··· Supplied entries ···
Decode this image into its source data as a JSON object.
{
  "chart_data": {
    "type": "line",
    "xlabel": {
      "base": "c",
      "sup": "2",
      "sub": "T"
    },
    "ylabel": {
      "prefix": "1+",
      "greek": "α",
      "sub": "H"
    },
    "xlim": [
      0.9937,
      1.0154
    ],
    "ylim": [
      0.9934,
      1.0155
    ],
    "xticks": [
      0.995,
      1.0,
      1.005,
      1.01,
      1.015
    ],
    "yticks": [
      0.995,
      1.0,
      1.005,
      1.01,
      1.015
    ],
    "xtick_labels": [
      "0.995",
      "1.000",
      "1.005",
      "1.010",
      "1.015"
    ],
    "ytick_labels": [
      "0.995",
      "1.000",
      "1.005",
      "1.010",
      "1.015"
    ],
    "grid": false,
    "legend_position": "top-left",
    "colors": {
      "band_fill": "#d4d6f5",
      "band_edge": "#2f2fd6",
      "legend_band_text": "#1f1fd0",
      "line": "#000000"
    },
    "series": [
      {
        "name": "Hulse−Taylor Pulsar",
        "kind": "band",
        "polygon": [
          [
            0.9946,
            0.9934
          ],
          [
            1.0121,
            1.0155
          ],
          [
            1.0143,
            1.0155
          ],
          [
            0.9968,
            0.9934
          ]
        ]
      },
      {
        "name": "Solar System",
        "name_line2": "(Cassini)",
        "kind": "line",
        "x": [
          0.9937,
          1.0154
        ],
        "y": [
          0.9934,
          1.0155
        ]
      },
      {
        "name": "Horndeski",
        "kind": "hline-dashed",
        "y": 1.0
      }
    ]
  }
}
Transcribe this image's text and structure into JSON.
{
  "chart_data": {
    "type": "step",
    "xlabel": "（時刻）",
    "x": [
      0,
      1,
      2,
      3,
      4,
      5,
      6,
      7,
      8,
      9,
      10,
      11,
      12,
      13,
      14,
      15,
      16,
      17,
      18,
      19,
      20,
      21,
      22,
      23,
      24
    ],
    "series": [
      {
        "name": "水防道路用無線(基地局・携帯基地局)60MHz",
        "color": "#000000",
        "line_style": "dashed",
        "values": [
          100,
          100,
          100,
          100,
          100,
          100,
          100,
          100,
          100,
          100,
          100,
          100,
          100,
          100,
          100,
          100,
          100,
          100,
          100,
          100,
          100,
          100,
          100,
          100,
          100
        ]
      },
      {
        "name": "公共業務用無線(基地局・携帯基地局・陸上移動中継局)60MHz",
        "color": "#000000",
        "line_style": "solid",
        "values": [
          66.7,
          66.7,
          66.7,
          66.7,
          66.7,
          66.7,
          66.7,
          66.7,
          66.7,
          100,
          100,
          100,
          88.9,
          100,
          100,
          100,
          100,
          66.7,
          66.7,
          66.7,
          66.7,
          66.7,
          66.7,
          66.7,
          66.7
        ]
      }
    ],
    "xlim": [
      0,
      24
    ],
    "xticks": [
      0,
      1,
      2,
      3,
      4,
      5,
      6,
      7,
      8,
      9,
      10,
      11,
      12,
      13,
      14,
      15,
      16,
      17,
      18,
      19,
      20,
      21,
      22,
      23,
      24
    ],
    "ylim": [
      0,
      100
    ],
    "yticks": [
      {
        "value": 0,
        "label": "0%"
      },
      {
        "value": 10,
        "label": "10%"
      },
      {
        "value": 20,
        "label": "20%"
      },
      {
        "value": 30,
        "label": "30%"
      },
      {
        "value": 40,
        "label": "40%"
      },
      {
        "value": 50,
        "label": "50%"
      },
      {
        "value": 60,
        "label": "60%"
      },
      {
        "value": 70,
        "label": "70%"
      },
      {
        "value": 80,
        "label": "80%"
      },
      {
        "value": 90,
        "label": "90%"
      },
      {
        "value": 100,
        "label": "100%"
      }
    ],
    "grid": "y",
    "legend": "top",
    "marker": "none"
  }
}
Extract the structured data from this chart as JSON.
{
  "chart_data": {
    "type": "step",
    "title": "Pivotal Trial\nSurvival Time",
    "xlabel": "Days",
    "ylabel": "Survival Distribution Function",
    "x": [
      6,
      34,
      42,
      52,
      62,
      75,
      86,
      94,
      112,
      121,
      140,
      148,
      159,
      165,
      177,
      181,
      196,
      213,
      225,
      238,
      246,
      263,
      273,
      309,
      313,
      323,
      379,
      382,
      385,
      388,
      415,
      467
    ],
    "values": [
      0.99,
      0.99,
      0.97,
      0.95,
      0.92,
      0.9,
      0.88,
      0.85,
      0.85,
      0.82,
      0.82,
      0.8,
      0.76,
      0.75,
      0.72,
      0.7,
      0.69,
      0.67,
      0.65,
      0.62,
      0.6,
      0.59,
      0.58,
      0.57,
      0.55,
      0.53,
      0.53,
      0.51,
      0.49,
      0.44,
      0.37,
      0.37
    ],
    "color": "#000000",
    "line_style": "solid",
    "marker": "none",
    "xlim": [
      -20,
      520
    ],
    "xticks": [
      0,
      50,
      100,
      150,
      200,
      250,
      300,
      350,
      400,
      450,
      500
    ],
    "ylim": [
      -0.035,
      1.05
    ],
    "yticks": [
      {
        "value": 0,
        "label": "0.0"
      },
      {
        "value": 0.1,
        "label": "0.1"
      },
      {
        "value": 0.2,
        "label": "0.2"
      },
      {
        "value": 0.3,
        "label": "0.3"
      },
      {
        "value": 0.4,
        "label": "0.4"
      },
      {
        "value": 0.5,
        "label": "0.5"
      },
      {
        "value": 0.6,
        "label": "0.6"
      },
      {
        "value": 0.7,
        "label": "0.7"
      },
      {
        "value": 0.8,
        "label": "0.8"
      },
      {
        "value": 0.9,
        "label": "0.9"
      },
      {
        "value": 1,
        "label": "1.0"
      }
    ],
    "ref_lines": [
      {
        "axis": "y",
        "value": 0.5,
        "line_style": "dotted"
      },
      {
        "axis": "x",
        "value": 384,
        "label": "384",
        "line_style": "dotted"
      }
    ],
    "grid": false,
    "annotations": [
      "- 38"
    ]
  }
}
···
• What is required: Check each line of the records for the word "JSON" and extract those that contain it.

• Final result:
Decode this image into its source data as a JSON object.
Transcribe this image's text and structure into JSON.
Extract the structured data from this chart as JSON.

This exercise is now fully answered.